What is expected: From the records below, pull each line that has "life".

Dataset excerpts:
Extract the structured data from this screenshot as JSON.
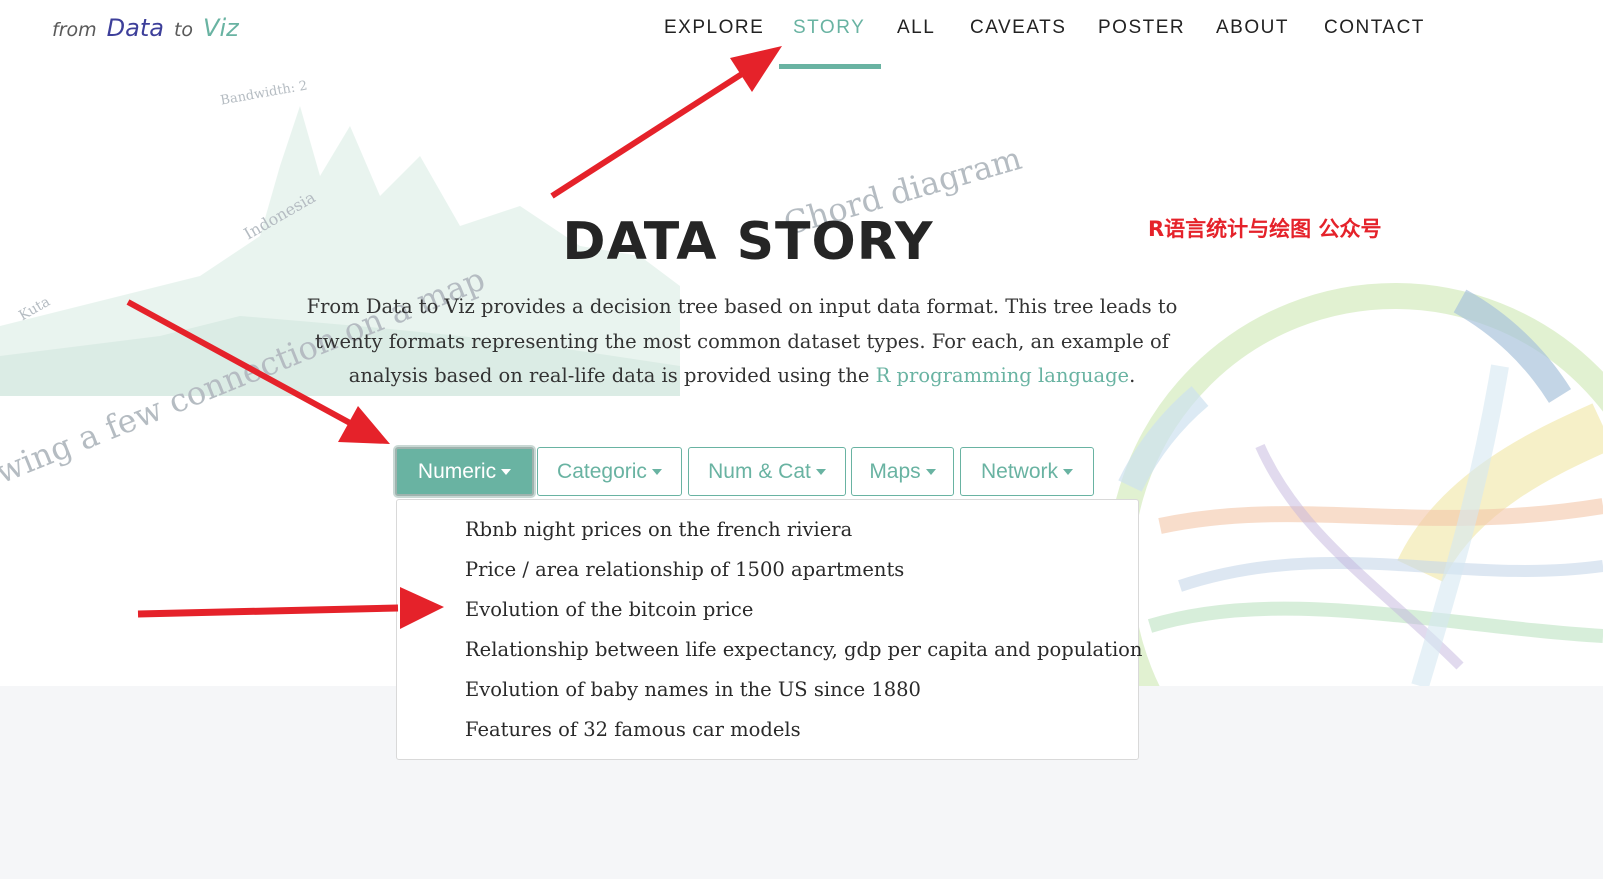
{
  "logo": {
    "part1": "from",
    "part2": "Data",
    "part3": "to",
    "part4": "Viz"
  },
  "nav": {
    "items": [
      "EXPLORE",
      "STORY",
      "ALL",
      "CAVEATS",
      "POSTER",
      "ABOUT",
      "CONTACT"
    ],
    "active": "STORY"
  },
  "hero": {
    "title": "DATA STORY",
    "intro_before_link": "From Data to Viz provides a decision tree based on input data format. This tree leads to twenty formats representing the most common dataset types. For each, an example of analysis based on real-life data is provided using the ",
    "intro_link": "R programming language",
    "intro_after_link": "."
  },
  "watermark": "R语言统计与绘图 公众号",
  "buttons": [
    "Numeric",
    "Categoric",
    "Num & Cat",
    "Maps",
    "Network"
  ],
  "active_button": "Numeric",
  "dropdown": {
    "items": [
      "Rbnb night prices on the french riviera",
      "Price / area relationship of 1500 apartments",
      "Evolution of the bitcoin price",
      "Relationship between life expectancy, gdp per capita and population",
      "Evolution of baby names in the US since 1880",
      "Features of 32 famous car models"
    ]
  },
  "background_text": {
    "chord": "Chord diagram",
    "connection": "wing a few connection on a map",
    "indonesia": "Indonesia",
    "bandwidth": "Bandwidth: 2",
    "kuta": "Kuta"
  },
  "colors": {
    "accent": "#69b3a2",
    "brand_blue": "#3d3f9a",
    "arrow_red": "#e5222a",
    "watermark_red": "#e5222a",
    "bottom_band": "#f5f6f8"
  }
}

Output below:
    "intro_before_link": "From Data to Viz provides a decision tree based on input data format. This tree leads to twenty formats representing the most common dataset types. For each, an example of analysis based on real-life data is provided using the ",
      "Relationship between life expectancy, gdp per capita and population",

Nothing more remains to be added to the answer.